Directions for this task :: Extract every line of the material that holds the string "pliers".

Data records ::

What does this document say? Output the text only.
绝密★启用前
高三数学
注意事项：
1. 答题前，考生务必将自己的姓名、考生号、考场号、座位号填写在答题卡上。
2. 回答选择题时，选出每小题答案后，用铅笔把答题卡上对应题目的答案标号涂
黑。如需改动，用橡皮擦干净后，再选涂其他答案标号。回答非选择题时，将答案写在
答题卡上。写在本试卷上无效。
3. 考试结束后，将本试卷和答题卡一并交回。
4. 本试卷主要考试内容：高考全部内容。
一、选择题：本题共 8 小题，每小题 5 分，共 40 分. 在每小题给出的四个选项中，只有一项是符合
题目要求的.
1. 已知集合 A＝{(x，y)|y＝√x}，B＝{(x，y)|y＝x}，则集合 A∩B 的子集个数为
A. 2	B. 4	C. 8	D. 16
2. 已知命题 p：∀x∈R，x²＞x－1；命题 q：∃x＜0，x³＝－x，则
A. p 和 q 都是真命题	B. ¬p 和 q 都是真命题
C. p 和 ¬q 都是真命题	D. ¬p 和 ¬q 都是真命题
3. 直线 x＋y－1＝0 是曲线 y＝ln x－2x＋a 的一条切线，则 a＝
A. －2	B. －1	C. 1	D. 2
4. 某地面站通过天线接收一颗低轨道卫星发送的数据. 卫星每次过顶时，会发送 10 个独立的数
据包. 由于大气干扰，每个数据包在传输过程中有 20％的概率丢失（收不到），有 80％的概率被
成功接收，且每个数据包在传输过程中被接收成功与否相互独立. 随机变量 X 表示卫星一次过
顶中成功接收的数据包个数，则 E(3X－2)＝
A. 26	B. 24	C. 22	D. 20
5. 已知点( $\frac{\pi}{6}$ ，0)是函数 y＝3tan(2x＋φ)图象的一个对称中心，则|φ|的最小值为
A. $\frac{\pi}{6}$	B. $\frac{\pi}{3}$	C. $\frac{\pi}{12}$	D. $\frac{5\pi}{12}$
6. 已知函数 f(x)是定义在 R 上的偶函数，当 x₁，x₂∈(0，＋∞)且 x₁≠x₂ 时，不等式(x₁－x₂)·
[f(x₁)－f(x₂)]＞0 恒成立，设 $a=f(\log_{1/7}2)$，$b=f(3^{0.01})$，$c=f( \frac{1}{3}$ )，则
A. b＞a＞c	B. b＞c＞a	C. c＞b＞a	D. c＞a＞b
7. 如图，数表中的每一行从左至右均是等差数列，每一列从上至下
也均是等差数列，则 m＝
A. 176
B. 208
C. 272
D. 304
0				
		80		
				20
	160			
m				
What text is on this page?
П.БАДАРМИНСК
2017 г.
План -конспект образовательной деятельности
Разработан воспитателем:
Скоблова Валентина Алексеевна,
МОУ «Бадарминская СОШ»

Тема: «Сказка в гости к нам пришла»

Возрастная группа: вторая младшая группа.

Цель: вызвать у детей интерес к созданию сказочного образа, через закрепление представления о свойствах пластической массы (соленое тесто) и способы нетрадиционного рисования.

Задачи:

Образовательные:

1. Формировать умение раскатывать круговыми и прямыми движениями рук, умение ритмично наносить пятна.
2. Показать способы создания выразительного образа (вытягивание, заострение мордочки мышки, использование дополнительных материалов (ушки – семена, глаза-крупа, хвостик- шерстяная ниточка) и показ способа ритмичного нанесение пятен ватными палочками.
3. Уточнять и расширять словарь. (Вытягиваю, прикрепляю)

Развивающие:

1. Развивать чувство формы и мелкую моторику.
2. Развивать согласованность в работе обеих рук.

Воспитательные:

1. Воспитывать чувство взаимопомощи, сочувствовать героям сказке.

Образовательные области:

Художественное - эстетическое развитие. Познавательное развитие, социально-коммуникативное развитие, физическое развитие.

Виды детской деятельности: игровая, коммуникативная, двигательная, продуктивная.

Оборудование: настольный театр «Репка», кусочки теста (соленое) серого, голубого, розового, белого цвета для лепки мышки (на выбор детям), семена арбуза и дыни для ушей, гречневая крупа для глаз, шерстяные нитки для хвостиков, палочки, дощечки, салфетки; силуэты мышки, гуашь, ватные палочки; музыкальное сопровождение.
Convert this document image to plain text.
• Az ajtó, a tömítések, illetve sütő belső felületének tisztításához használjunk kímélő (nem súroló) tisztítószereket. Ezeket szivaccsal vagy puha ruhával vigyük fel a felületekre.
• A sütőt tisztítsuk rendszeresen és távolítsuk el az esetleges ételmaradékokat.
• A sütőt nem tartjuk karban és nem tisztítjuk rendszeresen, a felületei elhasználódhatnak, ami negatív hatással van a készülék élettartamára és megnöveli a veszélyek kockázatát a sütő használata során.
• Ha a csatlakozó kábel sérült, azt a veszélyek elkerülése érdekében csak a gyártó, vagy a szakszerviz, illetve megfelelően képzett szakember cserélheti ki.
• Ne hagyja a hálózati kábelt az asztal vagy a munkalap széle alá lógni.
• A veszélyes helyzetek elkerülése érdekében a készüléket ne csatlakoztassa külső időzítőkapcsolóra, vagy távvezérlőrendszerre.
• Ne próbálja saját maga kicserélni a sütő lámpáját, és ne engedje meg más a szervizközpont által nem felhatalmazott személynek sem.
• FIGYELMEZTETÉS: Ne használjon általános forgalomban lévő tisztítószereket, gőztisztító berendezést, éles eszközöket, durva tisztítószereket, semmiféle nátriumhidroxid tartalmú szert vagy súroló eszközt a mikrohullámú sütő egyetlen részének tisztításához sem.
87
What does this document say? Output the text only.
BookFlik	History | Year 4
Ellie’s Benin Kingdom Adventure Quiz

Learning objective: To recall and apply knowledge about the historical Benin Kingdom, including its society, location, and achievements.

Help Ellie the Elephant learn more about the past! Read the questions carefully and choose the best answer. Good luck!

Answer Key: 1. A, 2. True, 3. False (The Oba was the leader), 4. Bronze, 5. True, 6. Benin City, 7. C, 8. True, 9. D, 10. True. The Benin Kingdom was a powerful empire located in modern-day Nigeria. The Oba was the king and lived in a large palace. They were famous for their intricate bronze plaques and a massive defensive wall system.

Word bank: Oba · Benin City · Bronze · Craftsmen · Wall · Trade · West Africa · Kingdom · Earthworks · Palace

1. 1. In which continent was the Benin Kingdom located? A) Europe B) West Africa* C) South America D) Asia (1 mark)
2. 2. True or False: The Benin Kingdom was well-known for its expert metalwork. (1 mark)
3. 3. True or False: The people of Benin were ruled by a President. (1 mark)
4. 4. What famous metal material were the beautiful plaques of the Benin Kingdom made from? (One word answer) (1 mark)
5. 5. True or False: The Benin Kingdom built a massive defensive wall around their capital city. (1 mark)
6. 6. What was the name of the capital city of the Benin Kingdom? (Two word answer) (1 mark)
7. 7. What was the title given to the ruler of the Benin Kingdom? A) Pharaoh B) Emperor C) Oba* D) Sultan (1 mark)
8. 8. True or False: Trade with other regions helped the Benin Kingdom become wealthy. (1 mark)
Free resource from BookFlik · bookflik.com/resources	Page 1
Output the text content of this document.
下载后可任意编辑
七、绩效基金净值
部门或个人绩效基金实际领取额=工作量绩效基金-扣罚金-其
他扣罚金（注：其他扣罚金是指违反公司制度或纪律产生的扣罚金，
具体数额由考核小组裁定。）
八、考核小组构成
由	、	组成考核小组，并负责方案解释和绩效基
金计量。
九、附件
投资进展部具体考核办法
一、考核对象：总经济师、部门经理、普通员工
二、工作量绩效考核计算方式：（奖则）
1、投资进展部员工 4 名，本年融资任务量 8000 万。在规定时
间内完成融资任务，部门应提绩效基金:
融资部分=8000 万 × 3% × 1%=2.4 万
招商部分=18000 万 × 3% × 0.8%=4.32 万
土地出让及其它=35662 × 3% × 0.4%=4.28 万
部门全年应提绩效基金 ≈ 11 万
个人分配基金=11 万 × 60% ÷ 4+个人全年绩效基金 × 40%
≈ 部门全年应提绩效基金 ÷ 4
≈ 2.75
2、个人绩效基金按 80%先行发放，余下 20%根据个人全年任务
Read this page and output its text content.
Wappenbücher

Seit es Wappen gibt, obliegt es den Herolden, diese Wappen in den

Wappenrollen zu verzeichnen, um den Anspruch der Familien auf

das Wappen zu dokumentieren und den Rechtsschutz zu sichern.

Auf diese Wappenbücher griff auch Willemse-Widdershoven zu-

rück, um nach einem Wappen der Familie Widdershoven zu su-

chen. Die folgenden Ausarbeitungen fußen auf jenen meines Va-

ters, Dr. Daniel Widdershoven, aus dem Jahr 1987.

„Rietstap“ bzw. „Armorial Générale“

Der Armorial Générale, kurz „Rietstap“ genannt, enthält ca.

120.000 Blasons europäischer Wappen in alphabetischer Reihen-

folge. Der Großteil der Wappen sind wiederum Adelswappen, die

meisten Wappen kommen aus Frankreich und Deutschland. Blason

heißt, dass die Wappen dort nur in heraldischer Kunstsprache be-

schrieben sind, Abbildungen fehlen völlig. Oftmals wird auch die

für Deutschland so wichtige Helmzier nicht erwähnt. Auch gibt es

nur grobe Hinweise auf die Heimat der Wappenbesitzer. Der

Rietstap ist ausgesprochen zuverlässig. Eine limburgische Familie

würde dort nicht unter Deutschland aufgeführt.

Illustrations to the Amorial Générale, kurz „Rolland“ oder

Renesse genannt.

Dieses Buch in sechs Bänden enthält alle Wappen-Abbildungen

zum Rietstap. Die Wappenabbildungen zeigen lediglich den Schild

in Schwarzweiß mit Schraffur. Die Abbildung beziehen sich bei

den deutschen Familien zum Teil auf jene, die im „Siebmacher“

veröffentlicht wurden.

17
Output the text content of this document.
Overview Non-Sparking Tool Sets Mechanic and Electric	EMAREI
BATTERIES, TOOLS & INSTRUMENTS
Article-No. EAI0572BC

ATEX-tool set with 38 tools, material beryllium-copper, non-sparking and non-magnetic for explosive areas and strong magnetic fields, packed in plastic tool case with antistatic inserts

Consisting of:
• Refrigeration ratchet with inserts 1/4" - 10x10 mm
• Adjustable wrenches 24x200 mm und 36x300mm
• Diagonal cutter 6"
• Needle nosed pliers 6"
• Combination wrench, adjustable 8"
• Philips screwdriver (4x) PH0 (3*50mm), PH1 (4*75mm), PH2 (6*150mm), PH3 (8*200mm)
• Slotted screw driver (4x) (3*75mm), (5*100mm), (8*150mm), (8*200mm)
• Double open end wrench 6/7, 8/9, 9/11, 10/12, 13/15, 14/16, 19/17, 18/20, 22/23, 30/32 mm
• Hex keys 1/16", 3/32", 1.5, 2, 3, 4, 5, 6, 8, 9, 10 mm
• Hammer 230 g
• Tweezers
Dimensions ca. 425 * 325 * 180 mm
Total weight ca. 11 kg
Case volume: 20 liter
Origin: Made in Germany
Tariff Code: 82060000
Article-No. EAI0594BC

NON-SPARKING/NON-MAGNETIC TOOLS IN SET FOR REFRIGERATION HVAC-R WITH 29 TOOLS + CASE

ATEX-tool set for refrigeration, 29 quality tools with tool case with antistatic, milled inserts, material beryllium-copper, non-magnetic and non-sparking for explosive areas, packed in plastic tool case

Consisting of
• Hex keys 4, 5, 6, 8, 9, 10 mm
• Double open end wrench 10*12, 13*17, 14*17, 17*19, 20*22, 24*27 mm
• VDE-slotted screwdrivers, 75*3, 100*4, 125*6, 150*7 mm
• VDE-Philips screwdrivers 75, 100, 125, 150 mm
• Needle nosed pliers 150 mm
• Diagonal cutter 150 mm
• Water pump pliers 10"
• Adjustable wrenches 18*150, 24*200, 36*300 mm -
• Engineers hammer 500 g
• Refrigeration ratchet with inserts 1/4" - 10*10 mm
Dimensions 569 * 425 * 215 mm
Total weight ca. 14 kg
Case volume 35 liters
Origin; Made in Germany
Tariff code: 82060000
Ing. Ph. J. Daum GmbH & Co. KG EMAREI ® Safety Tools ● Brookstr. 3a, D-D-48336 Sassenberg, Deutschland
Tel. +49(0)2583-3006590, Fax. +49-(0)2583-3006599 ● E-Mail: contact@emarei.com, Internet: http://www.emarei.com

Solution below ::
• Needle nosed pliers 6"
• Needle nosed pliers 150 mm
• Water pump pliers 10"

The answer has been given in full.